Aim of the task:
Reply with nothing except the number of lines that contain the word "page".

Supplied material:
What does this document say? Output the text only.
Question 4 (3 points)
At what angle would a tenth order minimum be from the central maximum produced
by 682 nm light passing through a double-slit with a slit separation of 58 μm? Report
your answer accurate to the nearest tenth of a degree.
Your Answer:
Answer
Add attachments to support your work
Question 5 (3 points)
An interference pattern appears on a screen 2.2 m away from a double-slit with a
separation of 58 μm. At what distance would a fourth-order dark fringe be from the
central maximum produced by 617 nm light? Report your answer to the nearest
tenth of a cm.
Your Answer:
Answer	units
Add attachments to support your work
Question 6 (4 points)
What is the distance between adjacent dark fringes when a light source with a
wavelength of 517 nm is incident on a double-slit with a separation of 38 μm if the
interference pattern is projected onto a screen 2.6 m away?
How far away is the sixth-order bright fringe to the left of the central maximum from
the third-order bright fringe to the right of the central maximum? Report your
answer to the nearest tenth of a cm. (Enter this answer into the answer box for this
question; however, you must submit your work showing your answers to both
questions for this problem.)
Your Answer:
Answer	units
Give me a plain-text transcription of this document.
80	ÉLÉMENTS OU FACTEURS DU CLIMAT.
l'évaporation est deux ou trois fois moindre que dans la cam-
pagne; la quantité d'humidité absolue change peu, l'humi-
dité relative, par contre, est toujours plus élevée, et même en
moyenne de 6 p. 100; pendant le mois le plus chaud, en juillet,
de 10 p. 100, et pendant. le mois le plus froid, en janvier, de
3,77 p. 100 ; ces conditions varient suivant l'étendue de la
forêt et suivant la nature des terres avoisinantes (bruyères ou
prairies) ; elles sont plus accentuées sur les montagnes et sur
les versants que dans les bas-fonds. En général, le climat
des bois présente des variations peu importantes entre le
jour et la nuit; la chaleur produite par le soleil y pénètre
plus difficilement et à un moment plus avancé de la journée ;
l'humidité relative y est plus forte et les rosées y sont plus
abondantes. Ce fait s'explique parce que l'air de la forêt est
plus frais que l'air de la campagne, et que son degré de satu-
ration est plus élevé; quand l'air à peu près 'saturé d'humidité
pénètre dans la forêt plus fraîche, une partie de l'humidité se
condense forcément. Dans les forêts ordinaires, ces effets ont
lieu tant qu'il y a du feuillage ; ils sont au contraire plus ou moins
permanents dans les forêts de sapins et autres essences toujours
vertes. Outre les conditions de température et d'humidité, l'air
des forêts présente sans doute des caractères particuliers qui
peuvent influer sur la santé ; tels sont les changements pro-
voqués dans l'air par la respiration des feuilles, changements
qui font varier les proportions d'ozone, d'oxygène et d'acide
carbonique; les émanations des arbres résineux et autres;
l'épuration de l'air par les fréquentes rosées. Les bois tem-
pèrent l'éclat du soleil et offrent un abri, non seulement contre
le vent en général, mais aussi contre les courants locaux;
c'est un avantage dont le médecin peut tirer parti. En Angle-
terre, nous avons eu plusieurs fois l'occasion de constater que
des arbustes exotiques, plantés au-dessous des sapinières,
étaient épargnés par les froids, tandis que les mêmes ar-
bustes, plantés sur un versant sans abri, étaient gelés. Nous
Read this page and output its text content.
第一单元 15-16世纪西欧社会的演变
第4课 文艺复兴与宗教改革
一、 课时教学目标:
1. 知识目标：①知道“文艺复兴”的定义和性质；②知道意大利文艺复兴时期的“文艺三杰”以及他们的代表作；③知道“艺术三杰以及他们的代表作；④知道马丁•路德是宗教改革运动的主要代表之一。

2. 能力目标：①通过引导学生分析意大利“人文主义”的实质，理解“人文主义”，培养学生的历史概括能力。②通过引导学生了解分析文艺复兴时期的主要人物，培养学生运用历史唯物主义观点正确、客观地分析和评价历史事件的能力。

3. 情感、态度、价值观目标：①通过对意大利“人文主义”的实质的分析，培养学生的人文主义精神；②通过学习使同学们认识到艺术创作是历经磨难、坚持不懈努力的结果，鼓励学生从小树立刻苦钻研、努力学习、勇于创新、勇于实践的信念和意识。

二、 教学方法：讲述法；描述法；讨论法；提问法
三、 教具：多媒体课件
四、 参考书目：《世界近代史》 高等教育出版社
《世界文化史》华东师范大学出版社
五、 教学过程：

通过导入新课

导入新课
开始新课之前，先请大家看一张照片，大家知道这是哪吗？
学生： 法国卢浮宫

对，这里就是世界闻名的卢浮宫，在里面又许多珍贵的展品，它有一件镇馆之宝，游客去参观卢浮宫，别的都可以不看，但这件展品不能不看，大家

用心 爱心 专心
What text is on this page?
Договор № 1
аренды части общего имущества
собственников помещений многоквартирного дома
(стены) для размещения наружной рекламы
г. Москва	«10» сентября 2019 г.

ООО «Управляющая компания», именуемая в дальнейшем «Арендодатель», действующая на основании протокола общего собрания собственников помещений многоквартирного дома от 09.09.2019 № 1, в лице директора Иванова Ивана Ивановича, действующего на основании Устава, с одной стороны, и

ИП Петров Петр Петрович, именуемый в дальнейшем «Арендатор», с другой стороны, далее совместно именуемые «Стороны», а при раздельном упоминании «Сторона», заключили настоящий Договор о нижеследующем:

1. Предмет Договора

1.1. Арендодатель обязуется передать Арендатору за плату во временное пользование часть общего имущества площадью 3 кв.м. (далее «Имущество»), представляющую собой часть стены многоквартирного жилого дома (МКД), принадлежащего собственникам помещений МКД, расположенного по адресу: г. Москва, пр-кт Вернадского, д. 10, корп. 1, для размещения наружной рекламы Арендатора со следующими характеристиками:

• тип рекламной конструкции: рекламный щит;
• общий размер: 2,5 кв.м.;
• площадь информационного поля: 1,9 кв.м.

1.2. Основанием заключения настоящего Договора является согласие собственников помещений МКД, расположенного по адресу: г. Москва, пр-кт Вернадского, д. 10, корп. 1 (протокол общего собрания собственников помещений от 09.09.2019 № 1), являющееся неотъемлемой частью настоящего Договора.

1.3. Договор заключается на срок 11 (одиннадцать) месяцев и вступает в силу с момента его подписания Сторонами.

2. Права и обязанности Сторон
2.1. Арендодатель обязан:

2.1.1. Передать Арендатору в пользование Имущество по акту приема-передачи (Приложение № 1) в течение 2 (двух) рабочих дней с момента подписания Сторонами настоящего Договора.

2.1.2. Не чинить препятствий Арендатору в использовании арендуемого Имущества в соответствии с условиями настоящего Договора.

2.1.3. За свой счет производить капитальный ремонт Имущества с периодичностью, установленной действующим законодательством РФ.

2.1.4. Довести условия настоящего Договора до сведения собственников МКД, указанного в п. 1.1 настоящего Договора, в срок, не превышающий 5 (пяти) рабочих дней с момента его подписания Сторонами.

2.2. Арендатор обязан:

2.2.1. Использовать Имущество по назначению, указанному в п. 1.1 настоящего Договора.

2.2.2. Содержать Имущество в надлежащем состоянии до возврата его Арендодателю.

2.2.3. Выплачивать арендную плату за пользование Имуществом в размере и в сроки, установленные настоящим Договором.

Solution for this problem:
2